Excerpt provided:
»»

That recommendation came on foot of one of the specific terms of reference of the legal advisory group, namely, to consider the nature and extent of any statutory intervention that might attach to the establishment of an entity concerned with the regulation of the press. That is a subject where there is a divergence of views and sometimes heated debate regarding the optimum approach. The group recommended the establishment of a statutory, Government-appointed press council with functions that would include the preparation of a press code of conduct and the investigation of complaints concerning alleged breaches. The report set out in some detail the main features of such a council, including matters pertaining to its operational structure. However, I expressed the view on several occasions — the first time was at the launch of that report — that the model examined and proposed by the advisory group was by no means the only or most obvious one for a press council. My own stated preference is for an independent rather than State-appointed body, composed of persons representative of civic society, with minority representation from media interests and journalists only.

Appropriate recognition, which could bring certain privileges such as immunity from action in respect of their judgments, decisions, directions and so on could be conferred by a statute on such a press council. I envisage that such a council would have, as its central focus, a press code of standards supported by and subscribed to by all print media organisations with operations in the State who are members. I also envisage that such a code would provide an added protection to citizens’ privacy from media intrusion and harassment and an ombudsman service to deal with complaints from those affected by breaches of standards as set out in such a privacy code.

I emphasise that I do not intend to propose a Government appointed press council. My preferred model would involve providing statutory recognition by way of a resolution to be moved in both Houses of the Oireachtas for an independent organisation which might formally request me to be so recognised as the press council of Ireland for the purposes of the future defamation Act.

Obviously, to move a resolution granting recognition the Minister for Justice, Equality and Law Reform, the Government and the [453] Oireachtas would have to be satisfied as to certain considerations or criteria. These would involve the composition, broadly representative character and funding and adherence to a code of standards by such an organisation seeking recognition as a press council. The act of recognition would not affect in any way the independent nature of such a council.

One of the primary benefits of a statutorily recognised press council would be that qualified privilege would attach to its reports and decisions or those of a subsidiary body such as the press ombudsman service it would operate. Subscription to the press council and adherence to its code of standards by a current affairs type publication would strengthen its entitlement to avail equally of the defence of reasonable publication, which is a new defence in the proposed defamation Bill, in any court action. Non-members of the press council, for whatever reason, would be required to have in place an equivalent fairness regime or to operate an equivalent and publicised code of conduct to avail of that defence.

««

Dataset extract:

»»

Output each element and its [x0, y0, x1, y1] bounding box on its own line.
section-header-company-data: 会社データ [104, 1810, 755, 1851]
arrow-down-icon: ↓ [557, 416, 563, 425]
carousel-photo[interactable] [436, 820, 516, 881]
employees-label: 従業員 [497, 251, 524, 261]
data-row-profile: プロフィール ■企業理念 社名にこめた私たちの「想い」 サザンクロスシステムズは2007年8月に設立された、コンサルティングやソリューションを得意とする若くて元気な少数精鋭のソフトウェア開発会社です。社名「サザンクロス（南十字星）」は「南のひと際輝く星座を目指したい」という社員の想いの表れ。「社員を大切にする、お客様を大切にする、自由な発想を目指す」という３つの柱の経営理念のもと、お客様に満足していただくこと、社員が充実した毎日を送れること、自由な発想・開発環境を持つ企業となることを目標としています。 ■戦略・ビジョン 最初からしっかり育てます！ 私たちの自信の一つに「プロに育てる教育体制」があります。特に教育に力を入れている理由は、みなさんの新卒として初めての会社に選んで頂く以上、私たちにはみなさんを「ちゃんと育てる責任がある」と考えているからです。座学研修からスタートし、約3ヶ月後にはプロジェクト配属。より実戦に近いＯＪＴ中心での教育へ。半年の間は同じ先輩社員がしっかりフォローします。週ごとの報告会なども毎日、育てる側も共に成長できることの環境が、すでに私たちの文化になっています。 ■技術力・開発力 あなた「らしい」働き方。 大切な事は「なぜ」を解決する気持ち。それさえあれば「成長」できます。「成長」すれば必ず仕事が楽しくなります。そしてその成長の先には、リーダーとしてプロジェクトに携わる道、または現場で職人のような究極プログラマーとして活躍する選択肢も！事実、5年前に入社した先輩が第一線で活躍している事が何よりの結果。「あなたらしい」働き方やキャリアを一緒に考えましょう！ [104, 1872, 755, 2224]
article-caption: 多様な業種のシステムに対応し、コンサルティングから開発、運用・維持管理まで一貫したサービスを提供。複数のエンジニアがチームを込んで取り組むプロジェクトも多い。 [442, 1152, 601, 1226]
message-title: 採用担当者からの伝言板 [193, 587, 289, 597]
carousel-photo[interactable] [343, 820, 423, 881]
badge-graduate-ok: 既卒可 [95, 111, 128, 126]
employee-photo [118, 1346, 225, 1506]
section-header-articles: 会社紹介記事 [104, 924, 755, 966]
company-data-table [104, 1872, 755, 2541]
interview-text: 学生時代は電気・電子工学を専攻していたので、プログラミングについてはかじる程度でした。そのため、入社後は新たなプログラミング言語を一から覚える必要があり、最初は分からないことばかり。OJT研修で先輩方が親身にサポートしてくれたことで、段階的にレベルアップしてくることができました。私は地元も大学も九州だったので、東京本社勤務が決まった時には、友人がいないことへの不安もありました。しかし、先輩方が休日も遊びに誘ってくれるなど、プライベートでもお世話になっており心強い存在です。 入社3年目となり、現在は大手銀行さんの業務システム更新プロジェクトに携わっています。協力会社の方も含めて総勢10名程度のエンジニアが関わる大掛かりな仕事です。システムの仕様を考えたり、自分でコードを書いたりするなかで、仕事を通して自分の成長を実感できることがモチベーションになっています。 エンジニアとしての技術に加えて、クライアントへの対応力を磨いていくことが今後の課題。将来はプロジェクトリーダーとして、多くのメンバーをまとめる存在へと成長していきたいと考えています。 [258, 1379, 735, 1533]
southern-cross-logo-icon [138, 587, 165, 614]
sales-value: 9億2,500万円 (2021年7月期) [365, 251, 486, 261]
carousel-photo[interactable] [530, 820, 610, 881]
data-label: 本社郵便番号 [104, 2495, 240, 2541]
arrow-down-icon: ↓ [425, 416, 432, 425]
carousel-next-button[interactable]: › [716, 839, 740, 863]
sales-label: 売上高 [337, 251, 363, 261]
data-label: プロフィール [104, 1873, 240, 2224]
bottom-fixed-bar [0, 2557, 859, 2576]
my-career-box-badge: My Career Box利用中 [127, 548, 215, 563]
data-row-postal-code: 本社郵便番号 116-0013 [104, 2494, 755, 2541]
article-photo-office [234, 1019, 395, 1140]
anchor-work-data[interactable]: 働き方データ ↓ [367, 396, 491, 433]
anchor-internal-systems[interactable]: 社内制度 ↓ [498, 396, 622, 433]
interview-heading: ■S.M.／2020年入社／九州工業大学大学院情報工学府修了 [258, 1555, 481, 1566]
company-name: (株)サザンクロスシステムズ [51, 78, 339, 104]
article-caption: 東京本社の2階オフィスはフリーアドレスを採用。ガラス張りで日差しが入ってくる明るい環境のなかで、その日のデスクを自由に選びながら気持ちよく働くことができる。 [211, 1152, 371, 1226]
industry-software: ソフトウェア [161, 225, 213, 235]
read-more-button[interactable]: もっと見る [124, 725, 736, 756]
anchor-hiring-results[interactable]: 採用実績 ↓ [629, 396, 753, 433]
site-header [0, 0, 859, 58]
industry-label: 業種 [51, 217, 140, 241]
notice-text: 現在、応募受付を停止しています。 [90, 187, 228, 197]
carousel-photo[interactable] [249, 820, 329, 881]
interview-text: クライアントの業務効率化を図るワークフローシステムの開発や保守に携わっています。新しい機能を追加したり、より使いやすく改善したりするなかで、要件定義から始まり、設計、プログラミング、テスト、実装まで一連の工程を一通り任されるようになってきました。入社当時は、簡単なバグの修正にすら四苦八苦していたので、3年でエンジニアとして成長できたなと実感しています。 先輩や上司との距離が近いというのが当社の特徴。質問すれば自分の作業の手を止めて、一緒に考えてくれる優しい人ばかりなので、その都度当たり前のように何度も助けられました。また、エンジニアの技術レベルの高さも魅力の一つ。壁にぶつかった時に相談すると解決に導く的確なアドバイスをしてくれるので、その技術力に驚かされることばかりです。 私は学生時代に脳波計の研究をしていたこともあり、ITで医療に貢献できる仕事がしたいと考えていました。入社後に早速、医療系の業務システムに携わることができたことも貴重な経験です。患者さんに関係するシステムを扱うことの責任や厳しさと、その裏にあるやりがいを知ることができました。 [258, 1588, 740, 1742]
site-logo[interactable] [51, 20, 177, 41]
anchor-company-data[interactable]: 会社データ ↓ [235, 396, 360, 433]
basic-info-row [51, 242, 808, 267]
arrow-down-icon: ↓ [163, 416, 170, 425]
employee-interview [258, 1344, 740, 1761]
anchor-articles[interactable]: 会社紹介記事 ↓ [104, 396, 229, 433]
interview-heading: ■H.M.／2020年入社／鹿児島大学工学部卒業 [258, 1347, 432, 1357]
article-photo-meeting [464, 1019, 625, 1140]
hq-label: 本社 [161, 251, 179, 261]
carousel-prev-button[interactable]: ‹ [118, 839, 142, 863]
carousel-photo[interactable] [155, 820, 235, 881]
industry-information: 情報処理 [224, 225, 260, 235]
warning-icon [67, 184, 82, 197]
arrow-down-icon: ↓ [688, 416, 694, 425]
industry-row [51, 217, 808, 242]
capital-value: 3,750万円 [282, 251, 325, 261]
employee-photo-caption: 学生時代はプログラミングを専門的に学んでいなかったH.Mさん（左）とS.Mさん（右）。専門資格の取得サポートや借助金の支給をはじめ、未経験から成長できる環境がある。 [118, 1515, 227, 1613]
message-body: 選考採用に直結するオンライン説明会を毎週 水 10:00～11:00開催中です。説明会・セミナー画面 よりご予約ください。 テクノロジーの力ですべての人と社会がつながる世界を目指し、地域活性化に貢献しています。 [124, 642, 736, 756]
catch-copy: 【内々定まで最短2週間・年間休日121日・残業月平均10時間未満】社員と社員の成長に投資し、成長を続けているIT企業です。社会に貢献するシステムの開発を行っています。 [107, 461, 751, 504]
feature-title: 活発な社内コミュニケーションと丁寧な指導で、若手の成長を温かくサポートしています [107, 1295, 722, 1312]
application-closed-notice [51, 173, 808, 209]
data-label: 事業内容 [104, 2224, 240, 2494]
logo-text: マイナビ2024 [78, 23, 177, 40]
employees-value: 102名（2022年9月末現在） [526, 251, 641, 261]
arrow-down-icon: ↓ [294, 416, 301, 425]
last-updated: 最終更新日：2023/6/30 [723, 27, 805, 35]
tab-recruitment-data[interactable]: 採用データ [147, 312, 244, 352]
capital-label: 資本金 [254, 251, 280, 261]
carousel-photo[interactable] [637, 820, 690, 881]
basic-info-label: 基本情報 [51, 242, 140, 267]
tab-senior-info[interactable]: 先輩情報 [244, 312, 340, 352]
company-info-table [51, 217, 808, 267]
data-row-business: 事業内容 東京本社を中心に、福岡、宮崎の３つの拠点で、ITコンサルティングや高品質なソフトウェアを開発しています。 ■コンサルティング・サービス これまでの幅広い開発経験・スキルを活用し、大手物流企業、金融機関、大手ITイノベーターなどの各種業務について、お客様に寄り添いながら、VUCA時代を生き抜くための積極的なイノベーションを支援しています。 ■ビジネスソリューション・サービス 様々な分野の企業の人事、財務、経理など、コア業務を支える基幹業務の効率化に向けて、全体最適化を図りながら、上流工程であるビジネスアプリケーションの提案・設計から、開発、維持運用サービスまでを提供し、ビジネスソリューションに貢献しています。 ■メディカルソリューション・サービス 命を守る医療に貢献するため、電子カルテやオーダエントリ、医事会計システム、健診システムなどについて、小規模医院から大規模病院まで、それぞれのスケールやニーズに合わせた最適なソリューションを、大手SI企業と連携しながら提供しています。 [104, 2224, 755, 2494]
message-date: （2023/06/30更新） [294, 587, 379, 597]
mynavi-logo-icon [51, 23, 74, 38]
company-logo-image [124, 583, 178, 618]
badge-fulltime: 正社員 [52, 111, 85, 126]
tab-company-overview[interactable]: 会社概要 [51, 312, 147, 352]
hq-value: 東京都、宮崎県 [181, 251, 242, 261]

««

Task:
From the passage on a press council, write out the part that begins at the words "Obviously, to move" and stops after "such a council.".

Result of this task:
Obviously, to move a resolution granting recognition the Minister for Justice, Equality and Law Reform, the Government and the [453] Oireachtas would have to be satisfied as to certain considerations or criteria. These would involve the composition, broadly representative character and funding and adherence to a code of standards by such an organisation seeking recognition as a press council. The act of recognition would not affect in any way the independent nature of such a council.